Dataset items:
------------------------------------------------------------------------

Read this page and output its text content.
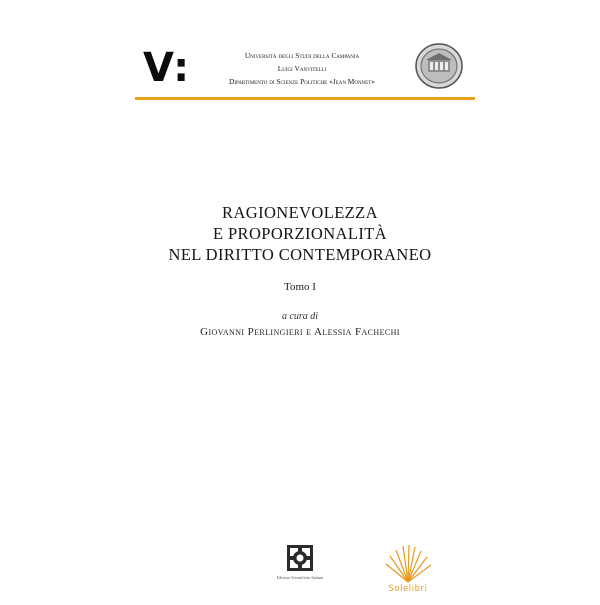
V:	Università degli Studi della Campania
Luigi Vanvitelli
Dipartimento di Scienze Politiche «Jean Monnet»
RAGIONEVOLEZZA
E PROPORZIONALITÀ
NEL DIRITTO CONTEMPORANEO
Tomo I
a cura di
Giovanni Perlingieri e Alessia Fachechi
Edizioni Scientifiche Italiane
Solelibri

------------------------------------------------------------------------

*Task to carry out*
Without including any pictures, output all the entries above exactly.

*Complete answer*
Read this page and output its text content.
V:	Università degli Studi della Campania
Luigi Vanvitelli
Dipartimento di Scienze Politiche «Jean Monnet»
RAGIONEVOLEZZA
E PROPORZIONALITÀ
NEL DIRITTO CONTEMPORANEO
Tomo I
a cura di
Giovanni Perlingieri e Alessia Fachechi
Edizioni Scientifiche Italiane
Solelibri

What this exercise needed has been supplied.